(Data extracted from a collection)
>>>
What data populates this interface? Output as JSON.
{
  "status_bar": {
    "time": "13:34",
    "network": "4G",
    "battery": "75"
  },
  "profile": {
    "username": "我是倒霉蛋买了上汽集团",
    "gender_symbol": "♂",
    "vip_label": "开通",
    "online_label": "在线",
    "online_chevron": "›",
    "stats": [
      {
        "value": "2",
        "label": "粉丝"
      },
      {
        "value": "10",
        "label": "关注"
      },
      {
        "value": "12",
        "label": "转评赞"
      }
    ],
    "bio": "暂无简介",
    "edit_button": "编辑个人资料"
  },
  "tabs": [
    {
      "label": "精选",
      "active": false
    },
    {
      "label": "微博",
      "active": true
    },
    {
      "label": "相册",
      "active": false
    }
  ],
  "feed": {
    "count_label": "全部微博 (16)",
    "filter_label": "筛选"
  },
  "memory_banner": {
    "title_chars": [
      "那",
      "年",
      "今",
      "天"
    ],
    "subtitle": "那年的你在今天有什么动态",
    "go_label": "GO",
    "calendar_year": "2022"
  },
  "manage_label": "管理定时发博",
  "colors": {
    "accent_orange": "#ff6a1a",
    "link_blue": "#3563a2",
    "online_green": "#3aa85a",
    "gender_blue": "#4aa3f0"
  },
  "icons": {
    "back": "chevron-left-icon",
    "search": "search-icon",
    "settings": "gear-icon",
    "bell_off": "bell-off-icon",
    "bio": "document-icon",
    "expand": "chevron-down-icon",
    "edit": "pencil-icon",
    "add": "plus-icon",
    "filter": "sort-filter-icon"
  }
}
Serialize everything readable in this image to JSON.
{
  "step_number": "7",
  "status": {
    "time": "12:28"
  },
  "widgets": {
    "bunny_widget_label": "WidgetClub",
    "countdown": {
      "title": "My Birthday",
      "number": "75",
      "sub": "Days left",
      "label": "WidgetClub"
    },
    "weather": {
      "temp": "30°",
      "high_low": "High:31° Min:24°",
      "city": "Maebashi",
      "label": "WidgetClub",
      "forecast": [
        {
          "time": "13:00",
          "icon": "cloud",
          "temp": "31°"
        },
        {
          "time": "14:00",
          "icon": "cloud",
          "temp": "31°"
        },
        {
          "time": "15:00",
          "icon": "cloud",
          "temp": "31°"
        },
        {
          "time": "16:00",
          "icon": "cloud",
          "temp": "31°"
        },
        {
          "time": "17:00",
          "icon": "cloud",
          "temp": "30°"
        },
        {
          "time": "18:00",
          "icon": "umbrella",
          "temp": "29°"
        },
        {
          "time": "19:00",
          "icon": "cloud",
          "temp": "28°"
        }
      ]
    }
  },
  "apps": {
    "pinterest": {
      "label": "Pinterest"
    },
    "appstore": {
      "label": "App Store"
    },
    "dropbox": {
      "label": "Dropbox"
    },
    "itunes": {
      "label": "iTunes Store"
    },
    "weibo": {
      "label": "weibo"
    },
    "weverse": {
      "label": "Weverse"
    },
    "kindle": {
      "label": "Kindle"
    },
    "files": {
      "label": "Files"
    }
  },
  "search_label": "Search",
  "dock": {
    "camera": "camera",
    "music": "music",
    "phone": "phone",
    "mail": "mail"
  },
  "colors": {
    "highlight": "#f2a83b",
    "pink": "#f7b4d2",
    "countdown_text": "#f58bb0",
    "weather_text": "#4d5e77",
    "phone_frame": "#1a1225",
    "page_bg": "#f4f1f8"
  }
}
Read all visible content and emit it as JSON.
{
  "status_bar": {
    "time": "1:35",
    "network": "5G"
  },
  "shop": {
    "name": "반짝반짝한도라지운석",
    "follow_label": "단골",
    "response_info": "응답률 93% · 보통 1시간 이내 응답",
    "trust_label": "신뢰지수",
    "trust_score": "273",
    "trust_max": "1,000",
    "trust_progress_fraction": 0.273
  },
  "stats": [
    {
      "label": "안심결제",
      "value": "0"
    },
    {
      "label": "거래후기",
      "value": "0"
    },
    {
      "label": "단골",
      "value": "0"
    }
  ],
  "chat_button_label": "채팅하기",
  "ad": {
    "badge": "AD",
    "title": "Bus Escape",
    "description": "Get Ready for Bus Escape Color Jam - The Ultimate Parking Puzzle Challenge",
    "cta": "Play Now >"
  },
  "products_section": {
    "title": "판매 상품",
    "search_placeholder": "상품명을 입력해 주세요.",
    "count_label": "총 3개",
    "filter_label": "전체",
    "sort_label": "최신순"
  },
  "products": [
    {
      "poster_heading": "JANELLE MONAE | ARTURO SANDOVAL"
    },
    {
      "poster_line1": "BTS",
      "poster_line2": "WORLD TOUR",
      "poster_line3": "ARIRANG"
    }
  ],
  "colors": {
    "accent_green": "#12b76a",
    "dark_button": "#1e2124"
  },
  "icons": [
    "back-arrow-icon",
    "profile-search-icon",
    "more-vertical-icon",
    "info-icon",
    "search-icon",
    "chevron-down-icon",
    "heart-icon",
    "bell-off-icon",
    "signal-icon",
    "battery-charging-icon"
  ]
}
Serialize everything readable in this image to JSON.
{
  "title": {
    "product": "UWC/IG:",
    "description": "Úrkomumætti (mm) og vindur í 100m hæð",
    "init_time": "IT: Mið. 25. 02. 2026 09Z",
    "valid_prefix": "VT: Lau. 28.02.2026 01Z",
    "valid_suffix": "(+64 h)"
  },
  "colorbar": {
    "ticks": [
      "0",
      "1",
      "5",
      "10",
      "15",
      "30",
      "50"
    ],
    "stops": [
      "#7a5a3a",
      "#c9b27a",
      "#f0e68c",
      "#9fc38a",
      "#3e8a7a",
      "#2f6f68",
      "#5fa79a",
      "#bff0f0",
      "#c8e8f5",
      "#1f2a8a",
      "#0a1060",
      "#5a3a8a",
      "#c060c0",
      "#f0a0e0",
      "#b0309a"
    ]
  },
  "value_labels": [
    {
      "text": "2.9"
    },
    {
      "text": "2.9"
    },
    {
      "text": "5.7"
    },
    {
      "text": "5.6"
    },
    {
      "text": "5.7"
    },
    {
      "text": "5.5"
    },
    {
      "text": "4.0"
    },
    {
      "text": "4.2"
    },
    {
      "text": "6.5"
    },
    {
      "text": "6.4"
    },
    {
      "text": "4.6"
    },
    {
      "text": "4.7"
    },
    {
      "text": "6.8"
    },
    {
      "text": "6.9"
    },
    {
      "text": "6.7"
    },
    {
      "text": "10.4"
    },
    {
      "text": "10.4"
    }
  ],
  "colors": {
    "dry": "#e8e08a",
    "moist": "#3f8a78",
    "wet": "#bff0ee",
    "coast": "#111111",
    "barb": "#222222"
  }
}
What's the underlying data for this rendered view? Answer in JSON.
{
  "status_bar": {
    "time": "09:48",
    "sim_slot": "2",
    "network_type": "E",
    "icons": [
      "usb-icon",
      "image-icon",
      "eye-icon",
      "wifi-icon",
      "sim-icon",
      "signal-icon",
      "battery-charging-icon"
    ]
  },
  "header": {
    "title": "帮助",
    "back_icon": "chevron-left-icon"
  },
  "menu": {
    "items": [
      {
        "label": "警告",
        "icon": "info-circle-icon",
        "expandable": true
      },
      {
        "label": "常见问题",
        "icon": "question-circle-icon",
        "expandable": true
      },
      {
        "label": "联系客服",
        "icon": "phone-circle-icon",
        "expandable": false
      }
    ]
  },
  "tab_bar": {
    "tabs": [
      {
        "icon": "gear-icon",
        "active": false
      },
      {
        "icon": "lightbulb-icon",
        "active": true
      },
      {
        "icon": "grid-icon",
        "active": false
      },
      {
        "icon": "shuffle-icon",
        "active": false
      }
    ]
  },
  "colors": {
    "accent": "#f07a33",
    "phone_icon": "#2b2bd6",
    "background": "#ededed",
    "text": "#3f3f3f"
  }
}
<<<
Emit the full listing verbatim.

=== WRITTEN ANSWER ===
What data populates this interface? Output as JSON.
{
  "status_bar": {
    "time": "13:34",
    "network": "4G",
    "battery": "75"
  },
  "profile": {
    "username": "我是倒霉蛋买了上汽集团",
    "gender_symbol": "♂",
    "vip_label": "开通",
    "online_label": "在线",
    "online_chevron": "›",
    "stats": [
      {
        "value": "2",
        "label": "粉丝"
      },
      {
        "value": "10",
        "label": "关注"
      },
      {
        "value": "12",
        "label": "转评赞"
      }
    ],
    "bio": "暂无简介",
    "edit_button": "编辑个人资料"
  },
  "tabs": [
    {
      "label": "精选",
      "active": false
    },
    {
      "label": "微博",
      "active": true
    },
    {
      "label": "相册",
      "active": false
    }
  ],
  "feed": {
    "count_label": "全部微博 (16)",
    "filter_label": "筛选"
  },
  "memory_banner": {
    "title_chars": [
      "那",
      "年",
      "今",
      "天"
    ],
    "subtitle": "那年的你在今天有什么动态",
    "go_label": "GO",
    "calendar_year": "2022"
  },
  "manage_label": "管理定时发博",
  "colors": {
    "accent_orange": "#ff6a1a",
    "link_blue": "#3563a2",
    "online_green": "#3aa85a",
    "gender_blue": "#4aa3f0"
  },
  "icons": {
    "back": "chevron-left-icon",
    "search": "search-icon",
    "settings": "gear-icon",
    "bell_off": "bell-off-icon",
    "bio": "document-icon",
    "expand": "chevron-down-icon",
    "edit": "pencil-icon",
    "add": "plus-icon",
    "filter": "sort-filter-icon"
  }
}
Serialize everything readable in this image to JSON.
{
  "step_number": "7",
  "status": {
    "time": "12:28"
  },
  "widgets": {
    "bunny_widget_label": "WidgetClub",
    "countdown": {
      "title": "My Birthday",
      "number": "75",
      "sub": "Days left",
      "label": "WidgetClub"
    },
    "weather": {
      "temp": "30°",
      "high_low": "High:31° Min:24°",
      "city": "Maebashi",
      "label": "WidgetClub",
      "forecast": [
        {
          "time": "13:00",
          "icon": "cloud",
          "temp": "31°"
        },
        {
          "time": "14:00",
          "icon": "cloud",
          "temp": "31°"
        },
        {
          "time": "15:00",
          "icon": "cloud",
          "temp": "31°"
        },
        {
          "time": "16:00",
          "icon": "cloud",
          "temp": "31°"
        },
        {
          "time": "17:00",
          "icon": "cloud",
          "temp": "30°"
        },
        {
          "time": "18:00",
          "icon": "umbrella",
          "temp": "29°"
        },
        {
          "time": "19:00",
          "icon": "cloud",
          "temp": "28°"
        }
      ]
    }
  },
  "apps": {
    "pinterest": {
      "label": "Pinterest"
    },
    "appstore": {
      "label": "App Store"
    },
    "dropbox": {
      "label": "Dropbox"
    },
    "itunes": {
      "label": "iTunes Store"
    },
    "weibo": {
      "label": "weibo"
    },
    "weverse": {
      "label": "Weverse"
    },
    "kindle": {
      "label": "Kindle"
    },
    "files": {
      "label": "Files"
    }
  },
  "search_label": "Search",
  "dock": {
    "camera": "camera",
    "music": "music",
    "phone": "phone",
    "mail": "mail"
  },
  "colors": {
    "highlight": "#f2a83b",
    "pink": "#f7b4d2",
    "countdown_text": "#f58bb0",
    "weather_text": "#4d5e77",
    "phone_frame": "#1a1225",
    "page_bg": "#f4f1f8"
  }
}
Read all visible content and emit it as JSON.
{
  "status_bar": {
    "time": "1:35",
    "network": "5G"
  },
  "shop": {
    "name": "반짝반짝한도라지운석",
    "follow_label": "단골",
    "response_info": "응답률 93% · 보통 1시간 이내 응답",
    "trust_label": "신뢰지수",
    "trust_score": "273",
    "trust_max": "1,000",
    "trust_progress_fraction": 0.273
  },
  "stats": [
    {
      "label": "안심결제",
      "value": "0"
    },
    {
      "label": "거래후기",
      "value": "0"
    },
    {
      "label": "단골",
      "value": "0"
    }
  ],
  "chat_button_label": "채팅하기",
  "ad": {
    "badge": "AD",
    "title": "Bus Escape",
    "description": "Get Ready for Bus Escape Color Jam - The Ultimate Parking Puzzle Challenge",
    "cta": "Play Now >"
  },
  "products_section": {
    "title": "판매 상품",
    "search_placeholder": "상품명을 입력해 주세요.",
    "count_label": "총 3개",
    "filter_label": "전체",
    "sort_label": "최신순"
  },
  "products": [
    {
      "poster_heading": "JANELLE MONAE | ARTURO SANDOVAL"
    },
    {
      "poster_line1": "BTS",
      "poster_line2": "WORLD TOUR",
      "poster_line3": "ARIRANG"
    }
  ],
  "colors": {
    "accent_green": "#12b76a",
    "dark_button": "#1e2124"
  },
  "icons": [
    "back-arrow-icon",
    "profile-search-icon",
    "more-vertical-icon",
    "info-icon",
    "search-icon",
    "chevron-down-icon",
    "heart-icon",
    "bell-off-icon",
    "signal-icon",
    "battery-charging-icon"
  ]
}
Serialize everything readable in this image to JSON.
{
  "title": {
    "product": "UWC/IG:",
    "description": "Úrkomumætti (mm) og vindur í 100m hæð",
    "init_time": "IT: Mið. 25. 02. 2026 09Z",
    "valid_prefix": "VT: Lau. 28.02.2026 01Z",
    "valid_suffix": "(+64 h)"
  },
  "colorbar": {
    "ticks": [
      "0",
      "1",
      "5",
      "10",
      "15",
      "30",
      "50"
    ],
    "stops": [
      "#7a5a3a",
      "#c9b27a",
      "#f0e68c",
      "#9fc38a",
      "#3e8a7a",
      "#2f6f68",
      "#5fa79a",
      "#bff0f0",
      "#c8e8f5",
      "#1f2a8a",
      "#0a1060",
      "#5a3a8a",
      "#c060c0",
      "#f0a0e0",
      "#b0309a"
    ]
  },
  "value_labels": [
    {
      "text": "2.9"
    },
    {
      "text": "2.9"
    },
    {
      "text": "5.7"
    },
    {
      "text": "5.6"
    },
    {
      "text": "5.7"
    },
    {
      "text": "5.5"
    },
    {
      "text": "4.0"
    },
    {
      "text": "4.2"
    },
    {
      "text": "6.5"
    },
    {
      "text": "6.4"
    },
    {
      "text": "4.6"
    },
    {
      "text": "4.7"
    },
    {
      "text": "6.8"
    },
    {
      "text": "6.9"
    },
    {
      "text": "6.7"
    },
    {
      "text": "10.4"
    },
    {
      "text": "10.4"
    }
  ],
  "colors": {
    "dry": "#e8e08a",
    "moist": "#3f8a78",
    "wet": "#bff0ee",
    "coast": "#111111",
    "barb": "#222222"
  }
}
What's the underlying data for this rendered view? Answer in JSON.
{
  "status_bar": {
    "time": "09:48",
    "sim_slot": "2",
    "network_type": "E",
    "icons": [
      "usb-icon",
      "image-icon",
      "eye-icon",
      "wifi-icon",
      "sim-icon",
      "signal-icon",
      "battery-charging-icon"
    ]
  },
  "header": {
    "title": "帮助",
    "back_icon": "chevron-left-icon"
  },
  "menu": {
    "items": [
      {
        "label": "警告",
        "icon": "info-circle-icon",
        "expandable": true
      },
      {
        "label": "常见问题",
        "icon": "question-circle-icon",
        "expandable": true
      },
      {
        "label": "联系客服",
        "icon": "phone-circle-icon",
        "expandable": false
      }
    ]
  },
  "tab_bar": {
    "tabs": [
      {
        "icon": "gear-icon",
        "active": false
      },
      {
        "icon": "lightbulb-icon",
        "active": true
      },
      {
        "icon": "grid-icon",
        "active": false
      },
      {
        "icon": "shuffle-icon",
        "active": false
      }
    ]
  },
  "colors": {
    "accent": "#f07a33",
    "phone_icon": "#2b2bd6",
    "background": "#ededed",
    "text": "#3f3f3f"
  }
}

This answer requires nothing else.